RECORDS SUPPLIED:
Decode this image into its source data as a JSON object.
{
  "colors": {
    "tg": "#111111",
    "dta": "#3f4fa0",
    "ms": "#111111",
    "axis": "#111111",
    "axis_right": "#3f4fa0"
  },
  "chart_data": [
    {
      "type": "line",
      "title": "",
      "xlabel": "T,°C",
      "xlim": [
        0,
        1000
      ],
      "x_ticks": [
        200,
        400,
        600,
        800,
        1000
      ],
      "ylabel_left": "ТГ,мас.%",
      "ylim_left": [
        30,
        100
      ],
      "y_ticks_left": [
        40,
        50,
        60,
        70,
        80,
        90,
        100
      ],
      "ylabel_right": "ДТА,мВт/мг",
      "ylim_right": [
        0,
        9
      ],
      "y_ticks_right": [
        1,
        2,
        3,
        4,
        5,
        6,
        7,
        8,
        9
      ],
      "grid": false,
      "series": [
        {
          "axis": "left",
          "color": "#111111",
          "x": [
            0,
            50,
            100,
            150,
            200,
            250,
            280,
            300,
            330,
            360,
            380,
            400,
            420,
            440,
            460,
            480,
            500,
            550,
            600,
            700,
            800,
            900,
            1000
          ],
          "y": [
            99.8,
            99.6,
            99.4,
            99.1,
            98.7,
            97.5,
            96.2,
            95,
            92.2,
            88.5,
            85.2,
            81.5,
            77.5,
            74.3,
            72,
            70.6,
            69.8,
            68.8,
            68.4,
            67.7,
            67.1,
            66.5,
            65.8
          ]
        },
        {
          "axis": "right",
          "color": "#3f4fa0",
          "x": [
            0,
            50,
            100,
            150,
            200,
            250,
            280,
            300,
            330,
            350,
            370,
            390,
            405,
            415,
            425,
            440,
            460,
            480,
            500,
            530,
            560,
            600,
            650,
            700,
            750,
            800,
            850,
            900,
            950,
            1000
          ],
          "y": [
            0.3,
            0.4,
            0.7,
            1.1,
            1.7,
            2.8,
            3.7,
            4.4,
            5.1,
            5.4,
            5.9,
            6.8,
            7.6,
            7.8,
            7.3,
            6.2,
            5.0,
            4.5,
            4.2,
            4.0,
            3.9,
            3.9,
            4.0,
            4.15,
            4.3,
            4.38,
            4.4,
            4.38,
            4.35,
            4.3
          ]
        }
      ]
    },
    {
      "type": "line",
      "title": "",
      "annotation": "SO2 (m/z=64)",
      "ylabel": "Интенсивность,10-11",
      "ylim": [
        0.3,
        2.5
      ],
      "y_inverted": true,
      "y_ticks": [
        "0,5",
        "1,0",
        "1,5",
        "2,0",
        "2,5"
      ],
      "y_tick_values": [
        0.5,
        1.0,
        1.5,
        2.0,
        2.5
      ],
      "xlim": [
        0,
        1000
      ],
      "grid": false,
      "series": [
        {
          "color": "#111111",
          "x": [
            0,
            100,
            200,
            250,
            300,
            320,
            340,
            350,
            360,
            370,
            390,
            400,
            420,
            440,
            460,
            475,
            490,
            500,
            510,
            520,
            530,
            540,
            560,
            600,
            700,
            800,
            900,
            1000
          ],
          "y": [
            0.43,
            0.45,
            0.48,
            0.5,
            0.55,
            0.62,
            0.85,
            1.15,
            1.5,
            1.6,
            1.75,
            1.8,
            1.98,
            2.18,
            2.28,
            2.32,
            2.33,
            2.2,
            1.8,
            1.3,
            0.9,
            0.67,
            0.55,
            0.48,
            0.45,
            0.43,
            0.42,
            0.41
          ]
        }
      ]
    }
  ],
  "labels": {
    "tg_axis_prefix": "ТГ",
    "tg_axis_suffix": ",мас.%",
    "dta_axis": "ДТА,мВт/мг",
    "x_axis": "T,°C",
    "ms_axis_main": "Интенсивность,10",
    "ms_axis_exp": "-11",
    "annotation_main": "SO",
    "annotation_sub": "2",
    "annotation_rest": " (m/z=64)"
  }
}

TASK GOAL:
Return every line of the material exactly.

WRITTEN SOLUTION:
Decode this image into its source data as a JSON object.
{
  "colors": {
    "tg": "#111111",
    "dta": "#3f4fa0",
    "ms": "#111111",
    "axis": "#111111",
    "axis_right": "#3f4fa0"
  },
  "chart_data": [
    {
      "type": "line",
      "title": "",
      "xlabel": "T,°C",
      "xlim": [
        0,
        1000
      ],
      "x_ticks": [
        200,
        400,
        600,
        800,
        1000
      ],
      "ylabel_left": "ТГ,мас.%",
      "ylim_left": [
        30,
        100
      ],
      "y_ticks_left": [
        40,
        50,
        60,
        70,
        80,
        90,
        100
      ],
      "ylabel_right": "ДТА,мВт/мг",
      "ylim_right": [
        0,
        9
      ],
      "y_ticks_right": [
        1,
        2,
        3,
        4,
        5,
        6,
        7,
        8,
        9
      ],
      "grid": false,
      "series": [
        {
          "axis": "left",
          "color": "#111111",
          "x": [
            0,
            50,
            100,
            150,
            200,
            250,
            280,
            300,
            330,
            360,
            380,
            400,
            420,
            440,
            460,
            480,
            500,
            550,
            600,
            700,
            800,
            900,
            1000
          ],
          "y": [
            99.8,
            99.6,
            99.4,
            99.1,
            98.7,
            97.5,
            96.2,
            95,
            92.2,
            88.5,
            85.2,
            81.5,
            77.5,
            74.3,
            72,
            70.6,
            69.8,
            68.8,
            68.4,
            67.7,
            67.1,
            66.5,
            65.8
          ]
        },
        {
          "axis": "right",
          "color": "#3f4fa0",
          "x": [
            0,
            50,
            100,
            150,
            200,
            250,
            280,
            300,
            330,
            350,
            370,
            390,
            405,
            415,
            425,
            440,
            460,
            480,
            500,
            530,
            560,
            600,
            650,
            700,
            750,
            800,
            850,
            900,
            950,
            1000
          ],
          "y": [
            0.3,
            0.4,
            0.7,
            1.1,
            1.7,
            2.8,
            3.7,
            4.4,
            5.1,
            5.4,
            5.9,
            6.8,
            7.6,
            7.8,
            7.3,
            6.2,
            5.0,
            4.5,
            4.2,
            4.0,
            3.9,
            3.9,
            4.0,
            4.15,
            4.3,
            4.38,
            4.4,
            4.38,
            4.35,
            4.3
          ]
        }
      ]
    },
    {
      "type": "line",
      "title": "",
      "annotation": "SO2 (m/z=64)",
      "ylabel": "Интенсивность,10-11",
      "ylim": [
        0.3,
        2.5
      ],
      "y_inverted": true,
      "y_ticks": [
        "0,5",
        "1,0",
        "1,5",
        "2,0",
        "2,5"
      ],
      "y_tick_values": [
        0.5,
        1.0,
        1.5,
        2.0,
        2.5
      ],
      "xlim": [
        0,
        1000
      ],
      "grid": false,
      "series": [
        {
          "color": "#111111",
          "x": [
            0,
            100,
            200,
            250,
            300,
            320,
            340,
            350,
            360,
            370,
            390,
            400,
            420,
            440,
            460,
            475,
            490,
            500,
            510,
            520,
            530,
            540,
            560,
            600,
            700,
            800,
            900,
            1000
          ],
          "y": [
            0.43,
            0.45,
            0.48,
            0.5,
            0.55,
            0.62,
            0.85,
            1.15,
            1.5,
            1.6,
            1.75,
            1.8,
            1.98,
            2.18,
            2.28,
            2.32,
            2.33,
            2.2,
            1.8,
            1.3,
            0.9,
            0.67,
            0.55,
            0.48,
            0.45,
            0.43,
            0.42,
            0.41
          ]
        }
      ]
    }
  ],
  "labels": {
    "tg_axis_prefix": "ТГ",
    "tg_axis_suffix": ",мас.%",
    "dta_axis": "ДТА,мВт/мг",
    "x_axis": "T,°C",
    "ms_axis_main": "Интенсивность,10",
    "ms_axis_exp": "-11",
    "annotation_main": "SO",
    "annotation_sub": "2",
    "annotation_rest": " (m/z=64)"
  }
}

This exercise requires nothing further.